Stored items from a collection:
* * *
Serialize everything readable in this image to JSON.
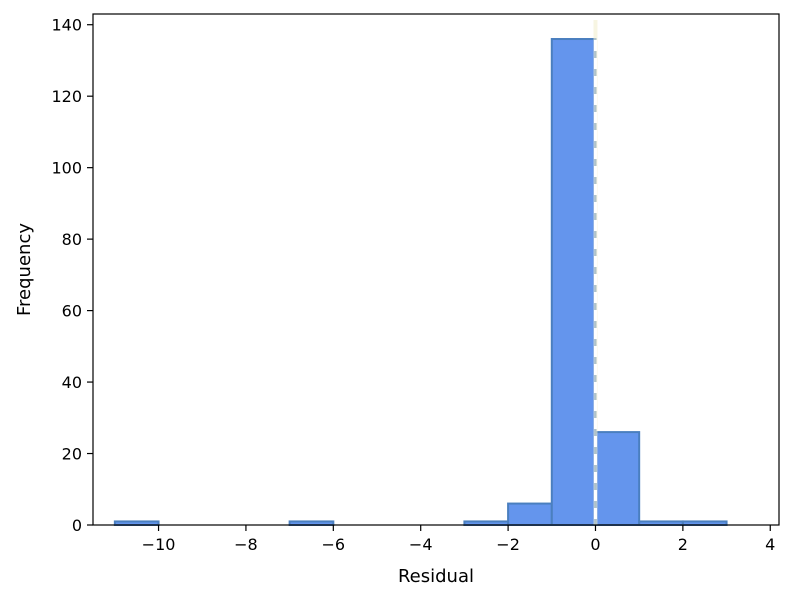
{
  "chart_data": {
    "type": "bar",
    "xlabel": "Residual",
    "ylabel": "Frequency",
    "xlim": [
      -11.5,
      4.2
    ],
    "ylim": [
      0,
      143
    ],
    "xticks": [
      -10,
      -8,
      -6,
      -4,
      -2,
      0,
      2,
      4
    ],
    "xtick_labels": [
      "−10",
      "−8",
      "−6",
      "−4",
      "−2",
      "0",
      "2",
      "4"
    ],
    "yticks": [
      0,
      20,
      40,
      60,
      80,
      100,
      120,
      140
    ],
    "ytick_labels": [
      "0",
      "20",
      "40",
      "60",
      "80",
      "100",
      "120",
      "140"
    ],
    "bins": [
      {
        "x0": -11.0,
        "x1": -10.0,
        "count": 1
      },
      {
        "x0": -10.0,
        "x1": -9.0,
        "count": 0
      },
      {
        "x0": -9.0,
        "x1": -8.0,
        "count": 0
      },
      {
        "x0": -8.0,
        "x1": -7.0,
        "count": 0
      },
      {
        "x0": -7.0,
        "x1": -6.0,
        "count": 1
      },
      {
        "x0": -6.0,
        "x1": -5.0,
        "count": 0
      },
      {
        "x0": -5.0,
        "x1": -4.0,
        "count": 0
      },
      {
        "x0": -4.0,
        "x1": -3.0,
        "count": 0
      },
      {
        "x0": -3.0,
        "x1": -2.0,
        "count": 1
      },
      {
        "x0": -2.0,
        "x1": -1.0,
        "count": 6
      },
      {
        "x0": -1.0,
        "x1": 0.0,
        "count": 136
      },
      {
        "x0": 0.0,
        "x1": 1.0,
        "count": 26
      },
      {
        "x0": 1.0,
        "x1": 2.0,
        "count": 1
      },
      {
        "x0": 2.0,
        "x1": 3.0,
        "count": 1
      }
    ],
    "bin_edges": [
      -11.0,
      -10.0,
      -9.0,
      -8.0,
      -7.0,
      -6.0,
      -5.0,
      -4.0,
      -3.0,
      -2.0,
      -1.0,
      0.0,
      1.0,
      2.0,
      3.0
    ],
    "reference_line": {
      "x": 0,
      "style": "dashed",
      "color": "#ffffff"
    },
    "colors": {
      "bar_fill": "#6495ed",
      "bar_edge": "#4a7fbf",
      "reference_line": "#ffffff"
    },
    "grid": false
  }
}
* * *
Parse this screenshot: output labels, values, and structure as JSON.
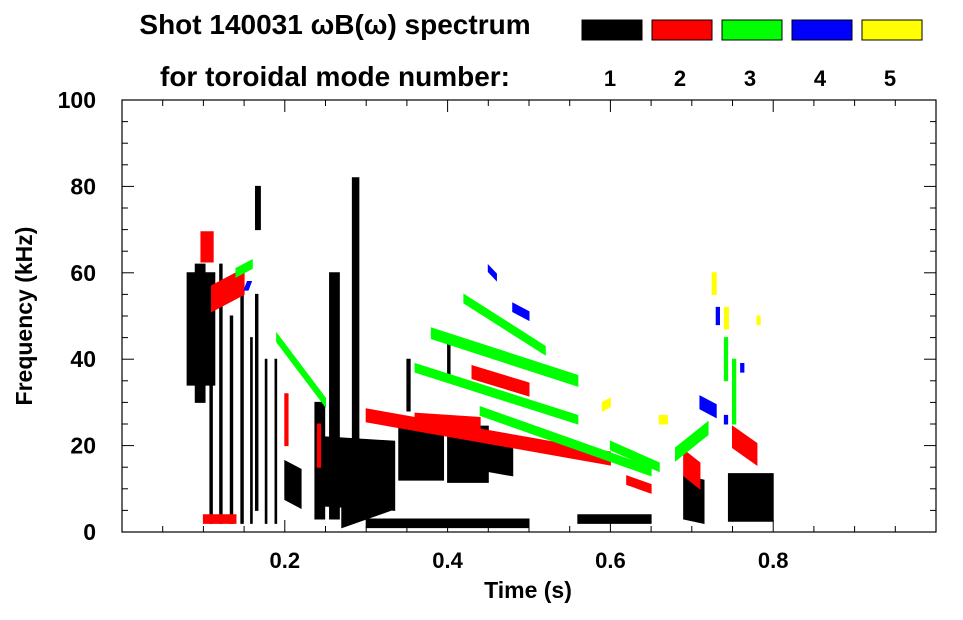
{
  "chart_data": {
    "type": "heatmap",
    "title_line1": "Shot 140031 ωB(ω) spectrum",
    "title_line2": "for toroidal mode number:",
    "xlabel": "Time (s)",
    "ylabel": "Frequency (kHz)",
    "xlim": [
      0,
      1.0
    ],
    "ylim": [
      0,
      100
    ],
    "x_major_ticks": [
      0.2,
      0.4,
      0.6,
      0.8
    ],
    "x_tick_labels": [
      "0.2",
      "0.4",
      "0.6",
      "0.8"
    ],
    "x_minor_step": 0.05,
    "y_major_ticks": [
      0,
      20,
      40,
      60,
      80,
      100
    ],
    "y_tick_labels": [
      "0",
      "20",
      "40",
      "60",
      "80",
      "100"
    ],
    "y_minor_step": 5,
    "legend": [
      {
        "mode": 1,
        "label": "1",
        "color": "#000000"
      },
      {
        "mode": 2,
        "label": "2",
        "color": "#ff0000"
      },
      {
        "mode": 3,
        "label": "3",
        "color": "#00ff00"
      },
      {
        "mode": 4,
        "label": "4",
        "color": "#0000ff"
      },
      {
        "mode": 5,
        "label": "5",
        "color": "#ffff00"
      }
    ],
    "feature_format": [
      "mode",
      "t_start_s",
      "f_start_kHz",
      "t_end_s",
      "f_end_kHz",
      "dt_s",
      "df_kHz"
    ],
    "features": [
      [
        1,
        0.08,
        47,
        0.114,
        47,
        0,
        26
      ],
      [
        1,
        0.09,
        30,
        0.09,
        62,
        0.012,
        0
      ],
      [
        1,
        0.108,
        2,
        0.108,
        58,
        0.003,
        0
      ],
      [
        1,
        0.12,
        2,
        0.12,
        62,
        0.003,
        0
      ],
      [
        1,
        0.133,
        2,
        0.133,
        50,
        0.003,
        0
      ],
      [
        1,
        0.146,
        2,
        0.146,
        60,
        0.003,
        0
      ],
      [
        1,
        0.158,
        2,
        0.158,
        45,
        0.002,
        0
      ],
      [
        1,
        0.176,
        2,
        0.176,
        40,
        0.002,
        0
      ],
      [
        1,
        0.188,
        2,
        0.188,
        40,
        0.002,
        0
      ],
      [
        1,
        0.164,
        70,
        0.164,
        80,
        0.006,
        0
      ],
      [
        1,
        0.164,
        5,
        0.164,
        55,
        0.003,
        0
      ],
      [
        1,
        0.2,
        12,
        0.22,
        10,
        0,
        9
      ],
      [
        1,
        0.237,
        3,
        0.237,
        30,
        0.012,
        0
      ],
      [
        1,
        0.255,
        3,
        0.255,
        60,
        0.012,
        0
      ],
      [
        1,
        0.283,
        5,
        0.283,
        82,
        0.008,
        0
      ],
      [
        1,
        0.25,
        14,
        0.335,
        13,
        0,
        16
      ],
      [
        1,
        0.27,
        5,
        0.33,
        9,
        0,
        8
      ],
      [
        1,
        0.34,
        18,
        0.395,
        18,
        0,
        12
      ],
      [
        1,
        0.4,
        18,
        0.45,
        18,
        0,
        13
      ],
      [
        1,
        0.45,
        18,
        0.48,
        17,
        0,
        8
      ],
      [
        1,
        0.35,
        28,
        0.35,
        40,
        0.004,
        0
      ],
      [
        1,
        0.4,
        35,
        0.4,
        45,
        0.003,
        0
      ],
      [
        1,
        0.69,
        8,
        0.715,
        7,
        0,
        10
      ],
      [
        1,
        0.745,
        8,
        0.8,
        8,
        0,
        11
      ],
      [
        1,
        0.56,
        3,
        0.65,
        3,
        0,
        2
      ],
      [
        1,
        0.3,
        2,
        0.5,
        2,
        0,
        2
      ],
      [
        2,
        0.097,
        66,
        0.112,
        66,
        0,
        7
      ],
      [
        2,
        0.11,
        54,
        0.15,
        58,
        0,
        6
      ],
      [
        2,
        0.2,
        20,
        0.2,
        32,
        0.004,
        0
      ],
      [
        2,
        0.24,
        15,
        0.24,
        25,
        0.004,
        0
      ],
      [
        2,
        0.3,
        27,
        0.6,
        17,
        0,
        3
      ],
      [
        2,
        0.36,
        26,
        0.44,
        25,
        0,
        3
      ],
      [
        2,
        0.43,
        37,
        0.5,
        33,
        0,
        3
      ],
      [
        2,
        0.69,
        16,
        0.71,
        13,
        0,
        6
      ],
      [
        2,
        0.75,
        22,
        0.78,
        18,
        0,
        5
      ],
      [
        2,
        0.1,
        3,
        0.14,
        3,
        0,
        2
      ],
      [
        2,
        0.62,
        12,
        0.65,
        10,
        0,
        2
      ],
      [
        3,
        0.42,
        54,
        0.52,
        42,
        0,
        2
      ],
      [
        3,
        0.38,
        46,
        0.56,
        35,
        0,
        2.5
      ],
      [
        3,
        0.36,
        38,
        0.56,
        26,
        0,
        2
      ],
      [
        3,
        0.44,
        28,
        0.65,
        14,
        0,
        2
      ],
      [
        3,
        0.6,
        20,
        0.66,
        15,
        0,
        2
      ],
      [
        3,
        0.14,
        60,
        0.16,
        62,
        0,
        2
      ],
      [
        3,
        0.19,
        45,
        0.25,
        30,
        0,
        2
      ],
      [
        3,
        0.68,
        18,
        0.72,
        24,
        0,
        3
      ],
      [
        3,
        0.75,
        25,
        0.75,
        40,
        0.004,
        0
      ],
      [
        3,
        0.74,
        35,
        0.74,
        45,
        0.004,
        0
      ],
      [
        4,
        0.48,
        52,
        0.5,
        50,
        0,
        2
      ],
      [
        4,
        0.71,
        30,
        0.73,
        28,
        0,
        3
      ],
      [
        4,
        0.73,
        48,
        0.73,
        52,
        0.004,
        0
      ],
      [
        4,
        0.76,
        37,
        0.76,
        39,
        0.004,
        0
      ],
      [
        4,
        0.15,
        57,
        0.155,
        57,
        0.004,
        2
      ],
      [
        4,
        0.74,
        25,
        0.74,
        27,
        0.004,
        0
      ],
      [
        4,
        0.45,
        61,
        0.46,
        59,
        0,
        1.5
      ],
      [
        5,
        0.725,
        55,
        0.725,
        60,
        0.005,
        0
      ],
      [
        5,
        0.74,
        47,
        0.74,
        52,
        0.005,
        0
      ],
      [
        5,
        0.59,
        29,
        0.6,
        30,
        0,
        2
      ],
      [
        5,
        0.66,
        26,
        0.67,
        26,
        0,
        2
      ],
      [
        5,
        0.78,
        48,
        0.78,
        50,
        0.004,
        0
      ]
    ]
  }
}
* * *
Show all lines from the listing above in which "mode" appears.

OUTPUT OF THE EXERCISE:
    "title_line2": "for toroidal mode number:",
        "mode": 1,
        "mode": 2,
        "mode": 3,
        "mode": 4,
        "mode": 5,
      "mode",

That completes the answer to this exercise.